━━ Extracted data ━━
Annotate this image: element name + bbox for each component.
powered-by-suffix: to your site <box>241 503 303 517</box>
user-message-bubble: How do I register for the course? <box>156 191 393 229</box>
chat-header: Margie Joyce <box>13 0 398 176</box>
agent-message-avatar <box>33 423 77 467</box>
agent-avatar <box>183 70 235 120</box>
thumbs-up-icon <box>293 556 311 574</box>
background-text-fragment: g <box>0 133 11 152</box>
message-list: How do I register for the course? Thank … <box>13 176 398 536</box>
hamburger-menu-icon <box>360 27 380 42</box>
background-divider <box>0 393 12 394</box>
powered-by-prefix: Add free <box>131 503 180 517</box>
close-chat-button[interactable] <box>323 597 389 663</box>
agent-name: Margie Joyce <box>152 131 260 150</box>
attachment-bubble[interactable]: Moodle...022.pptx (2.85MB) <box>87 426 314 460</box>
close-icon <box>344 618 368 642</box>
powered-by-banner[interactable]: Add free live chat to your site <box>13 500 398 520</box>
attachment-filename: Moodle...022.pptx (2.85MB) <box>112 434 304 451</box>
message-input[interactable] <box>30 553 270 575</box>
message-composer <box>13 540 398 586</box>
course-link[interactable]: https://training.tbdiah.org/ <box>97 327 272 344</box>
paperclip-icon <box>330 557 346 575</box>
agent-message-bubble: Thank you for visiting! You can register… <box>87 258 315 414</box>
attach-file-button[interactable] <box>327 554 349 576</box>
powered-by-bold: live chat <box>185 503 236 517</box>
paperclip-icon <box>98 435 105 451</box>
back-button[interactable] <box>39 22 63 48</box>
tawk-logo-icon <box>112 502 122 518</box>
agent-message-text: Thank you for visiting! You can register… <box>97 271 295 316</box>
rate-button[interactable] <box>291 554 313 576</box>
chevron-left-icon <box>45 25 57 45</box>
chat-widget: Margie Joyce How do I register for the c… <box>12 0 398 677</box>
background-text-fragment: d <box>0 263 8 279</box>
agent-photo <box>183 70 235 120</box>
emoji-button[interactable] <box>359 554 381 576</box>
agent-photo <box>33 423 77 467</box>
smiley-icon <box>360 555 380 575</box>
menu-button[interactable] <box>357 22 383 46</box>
━━━
Goal
Show every line above that contains the string "background".

Solution
background-text-fragment: g <box>0 133 11 152</box>
background-divider <box>0 393 12 394</box>
background-text-fragment: d <box>0 263 8 279</box>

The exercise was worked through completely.